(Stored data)
══════════

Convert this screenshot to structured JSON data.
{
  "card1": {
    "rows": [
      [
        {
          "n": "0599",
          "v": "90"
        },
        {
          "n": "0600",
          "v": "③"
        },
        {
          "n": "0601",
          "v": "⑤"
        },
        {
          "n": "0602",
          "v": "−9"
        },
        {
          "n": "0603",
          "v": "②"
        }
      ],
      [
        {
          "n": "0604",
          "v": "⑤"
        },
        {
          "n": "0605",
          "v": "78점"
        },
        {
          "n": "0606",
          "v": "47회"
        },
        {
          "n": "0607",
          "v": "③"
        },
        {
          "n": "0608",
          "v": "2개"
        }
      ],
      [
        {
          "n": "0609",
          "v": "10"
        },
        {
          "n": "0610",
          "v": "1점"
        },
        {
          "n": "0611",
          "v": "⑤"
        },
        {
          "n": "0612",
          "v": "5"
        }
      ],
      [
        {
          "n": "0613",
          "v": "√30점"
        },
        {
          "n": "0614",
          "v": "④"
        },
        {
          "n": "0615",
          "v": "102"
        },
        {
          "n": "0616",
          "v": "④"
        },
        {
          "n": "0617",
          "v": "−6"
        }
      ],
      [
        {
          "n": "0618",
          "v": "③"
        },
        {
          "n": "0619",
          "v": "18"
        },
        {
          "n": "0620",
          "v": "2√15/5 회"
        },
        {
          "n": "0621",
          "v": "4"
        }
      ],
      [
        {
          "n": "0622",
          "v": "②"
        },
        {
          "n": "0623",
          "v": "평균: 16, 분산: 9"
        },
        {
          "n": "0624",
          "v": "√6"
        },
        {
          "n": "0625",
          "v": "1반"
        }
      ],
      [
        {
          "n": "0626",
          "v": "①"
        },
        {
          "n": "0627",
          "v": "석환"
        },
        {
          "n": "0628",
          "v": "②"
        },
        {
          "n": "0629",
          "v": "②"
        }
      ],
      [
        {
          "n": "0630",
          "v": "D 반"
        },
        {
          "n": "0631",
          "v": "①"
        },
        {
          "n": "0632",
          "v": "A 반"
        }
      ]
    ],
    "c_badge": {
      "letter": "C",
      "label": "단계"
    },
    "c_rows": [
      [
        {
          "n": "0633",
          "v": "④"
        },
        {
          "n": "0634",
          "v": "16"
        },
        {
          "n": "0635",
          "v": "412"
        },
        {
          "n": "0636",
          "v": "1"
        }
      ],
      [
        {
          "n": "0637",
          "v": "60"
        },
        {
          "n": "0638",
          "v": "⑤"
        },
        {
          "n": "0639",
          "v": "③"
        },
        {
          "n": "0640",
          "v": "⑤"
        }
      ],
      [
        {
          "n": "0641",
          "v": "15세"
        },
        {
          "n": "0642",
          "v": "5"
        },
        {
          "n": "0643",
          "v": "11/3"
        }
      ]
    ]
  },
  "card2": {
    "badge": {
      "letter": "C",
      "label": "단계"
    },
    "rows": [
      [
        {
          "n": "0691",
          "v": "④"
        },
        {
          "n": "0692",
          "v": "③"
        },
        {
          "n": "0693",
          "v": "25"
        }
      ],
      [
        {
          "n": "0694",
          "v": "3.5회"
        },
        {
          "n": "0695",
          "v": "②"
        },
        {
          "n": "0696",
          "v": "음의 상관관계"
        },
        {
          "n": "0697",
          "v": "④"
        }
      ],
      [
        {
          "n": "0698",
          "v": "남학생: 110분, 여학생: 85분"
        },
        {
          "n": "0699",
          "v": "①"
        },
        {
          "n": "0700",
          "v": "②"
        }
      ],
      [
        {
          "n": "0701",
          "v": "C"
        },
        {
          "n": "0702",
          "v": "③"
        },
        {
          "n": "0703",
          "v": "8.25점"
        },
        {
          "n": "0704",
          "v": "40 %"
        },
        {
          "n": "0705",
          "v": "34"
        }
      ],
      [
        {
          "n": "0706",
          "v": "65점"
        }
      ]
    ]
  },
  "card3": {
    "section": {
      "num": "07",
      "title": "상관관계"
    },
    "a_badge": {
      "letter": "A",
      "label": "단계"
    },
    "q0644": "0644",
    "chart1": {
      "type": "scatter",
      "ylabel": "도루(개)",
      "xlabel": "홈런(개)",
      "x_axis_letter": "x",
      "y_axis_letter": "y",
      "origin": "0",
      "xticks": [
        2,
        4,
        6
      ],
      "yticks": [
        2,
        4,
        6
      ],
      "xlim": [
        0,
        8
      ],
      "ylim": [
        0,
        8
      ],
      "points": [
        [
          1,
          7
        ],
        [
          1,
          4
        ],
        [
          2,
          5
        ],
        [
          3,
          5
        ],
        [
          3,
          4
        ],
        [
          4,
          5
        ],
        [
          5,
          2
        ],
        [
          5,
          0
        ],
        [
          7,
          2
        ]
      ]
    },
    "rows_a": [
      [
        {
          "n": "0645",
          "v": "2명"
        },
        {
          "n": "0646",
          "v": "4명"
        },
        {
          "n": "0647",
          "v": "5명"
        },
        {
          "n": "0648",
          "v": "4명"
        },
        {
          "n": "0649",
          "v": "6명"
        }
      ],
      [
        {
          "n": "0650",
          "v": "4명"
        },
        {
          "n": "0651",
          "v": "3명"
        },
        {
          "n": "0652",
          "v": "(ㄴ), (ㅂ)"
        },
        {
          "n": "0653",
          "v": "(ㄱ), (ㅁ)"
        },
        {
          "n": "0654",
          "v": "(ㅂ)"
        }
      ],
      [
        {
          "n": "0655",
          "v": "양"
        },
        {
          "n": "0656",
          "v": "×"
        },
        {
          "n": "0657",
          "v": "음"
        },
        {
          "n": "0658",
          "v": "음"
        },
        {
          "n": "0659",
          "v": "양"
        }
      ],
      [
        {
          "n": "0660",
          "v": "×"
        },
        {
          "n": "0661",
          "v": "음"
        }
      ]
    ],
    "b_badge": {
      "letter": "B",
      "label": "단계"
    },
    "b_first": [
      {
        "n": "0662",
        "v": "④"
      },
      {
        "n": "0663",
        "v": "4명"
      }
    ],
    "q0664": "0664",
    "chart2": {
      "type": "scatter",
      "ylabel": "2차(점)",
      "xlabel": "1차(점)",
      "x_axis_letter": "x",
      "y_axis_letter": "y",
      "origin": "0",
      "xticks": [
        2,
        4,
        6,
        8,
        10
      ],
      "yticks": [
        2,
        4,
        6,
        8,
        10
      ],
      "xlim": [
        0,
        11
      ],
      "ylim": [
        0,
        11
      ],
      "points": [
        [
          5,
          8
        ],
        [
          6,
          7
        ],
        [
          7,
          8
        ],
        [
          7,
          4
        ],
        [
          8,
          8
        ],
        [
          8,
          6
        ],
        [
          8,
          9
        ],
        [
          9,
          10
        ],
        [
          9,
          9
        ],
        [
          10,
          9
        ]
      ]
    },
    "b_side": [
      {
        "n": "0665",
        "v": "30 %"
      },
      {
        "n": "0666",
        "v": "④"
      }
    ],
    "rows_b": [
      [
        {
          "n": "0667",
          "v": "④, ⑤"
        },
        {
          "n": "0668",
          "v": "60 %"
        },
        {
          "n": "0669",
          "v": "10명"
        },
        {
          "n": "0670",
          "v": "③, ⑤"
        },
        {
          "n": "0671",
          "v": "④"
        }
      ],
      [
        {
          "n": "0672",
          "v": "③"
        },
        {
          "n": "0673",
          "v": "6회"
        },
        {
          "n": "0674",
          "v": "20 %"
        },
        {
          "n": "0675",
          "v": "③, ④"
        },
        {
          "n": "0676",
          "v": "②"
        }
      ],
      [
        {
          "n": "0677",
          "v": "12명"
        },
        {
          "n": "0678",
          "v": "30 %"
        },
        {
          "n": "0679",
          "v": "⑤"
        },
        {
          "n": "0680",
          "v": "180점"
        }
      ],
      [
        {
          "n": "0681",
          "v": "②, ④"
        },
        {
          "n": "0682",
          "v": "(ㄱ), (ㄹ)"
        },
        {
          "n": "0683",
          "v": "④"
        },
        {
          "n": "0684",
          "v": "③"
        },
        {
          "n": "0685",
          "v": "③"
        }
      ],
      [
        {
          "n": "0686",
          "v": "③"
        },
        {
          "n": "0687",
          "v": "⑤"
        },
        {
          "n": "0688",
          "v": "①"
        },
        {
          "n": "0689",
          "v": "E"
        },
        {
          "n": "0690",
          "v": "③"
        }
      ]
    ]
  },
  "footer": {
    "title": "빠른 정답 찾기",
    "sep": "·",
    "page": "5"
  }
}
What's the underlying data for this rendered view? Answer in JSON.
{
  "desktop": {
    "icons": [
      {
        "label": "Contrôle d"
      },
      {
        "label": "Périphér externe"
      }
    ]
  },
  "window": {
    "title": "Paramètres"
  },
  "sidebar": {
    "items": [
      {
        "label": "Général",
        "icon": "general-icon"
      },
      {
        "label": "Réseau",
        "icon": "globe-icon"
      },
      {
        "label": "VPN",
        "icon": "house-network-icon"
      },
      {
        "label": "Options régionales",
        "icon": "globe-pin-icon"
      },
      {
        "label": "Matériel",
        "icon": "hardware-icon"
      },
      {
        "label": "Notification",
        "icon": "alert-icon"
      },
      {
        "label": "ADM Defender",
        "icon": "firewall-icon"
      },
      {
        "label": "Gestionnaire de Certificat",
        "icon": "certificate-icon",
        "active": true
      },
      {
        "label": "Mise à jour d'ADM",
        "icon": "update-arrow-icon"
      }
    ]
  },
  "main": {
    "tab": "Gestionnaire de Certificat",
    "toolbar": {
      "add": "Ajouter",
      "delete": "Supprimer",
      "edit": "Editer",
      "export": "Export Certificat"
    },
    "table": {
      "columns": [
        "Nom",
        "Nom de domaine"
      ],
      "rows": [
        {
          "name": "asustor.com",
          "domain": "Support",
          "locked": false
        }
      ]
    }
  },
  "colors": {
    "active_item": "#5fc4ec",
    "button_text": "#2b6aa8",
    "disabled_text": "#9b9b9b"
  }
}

══════════

Quote the line that contains "What's the underlying" and each line after it through the end of the data, exactly, leaving out everything else.

● **Response to this task**
What's the underlying data for this rendered view? Answer in JSON.
{
  "desktop": {
    "icons": [
      {
        "label": "Contrôle d"
      },
      {
        "label": "Périphér externe"
      }
    ]
  },
  "window": {
    "title": "Paramètres"
  },
  "sidebar": {
    "items": [
      {
        "label": "Général",
        "icon": "general-icon"
      },
      {
        "label": "Réseau",
        "icon": "globe-icon"
      },
      {
        "label": "VPN",
        "icon": "house-network-icon"
      },
      {
        "label": "Options régionales",
        "icon": "globe-pin-icon"
      },
      {
        "label": "Matériel",
        "icon": "hardware-icon"
      },
      {
        "label": "Notification",
        "icon": "alert-icon"
      },
      {
        "label": "ADM Defender",
        "icon": "firewall-icon"
      },
      {
        "label": "Gestionnaire de Certificat",
        "icon": "certificate-icon",
        "active": true
      },
      {
        "label": "Mise à jour d'ADM",
        "icon": "update-arrow-icon"
      }
    ]
  },
  "main": {
    "tab": "Gestionnaire de Certificat",
    "toolbar": {
      "add": "Ajouter",
      "delete": "Supprimer",
      "edit": "Editer",
      "export": "Export Certificat"
    },
    "table": {
      "columns": [
        "Nom",
        "Nom de domaine"
      ],
      "rows": [
        {
          "name": "asustor.com",
          "domain": "Support",
          "locked": false
        }
      ]
    }
  },
  "colors": {
    "active_item": "#5fc4ec",
    "button_text": "#2b6aa8",
    "disabled_text": "#9b9b9b"
  }
}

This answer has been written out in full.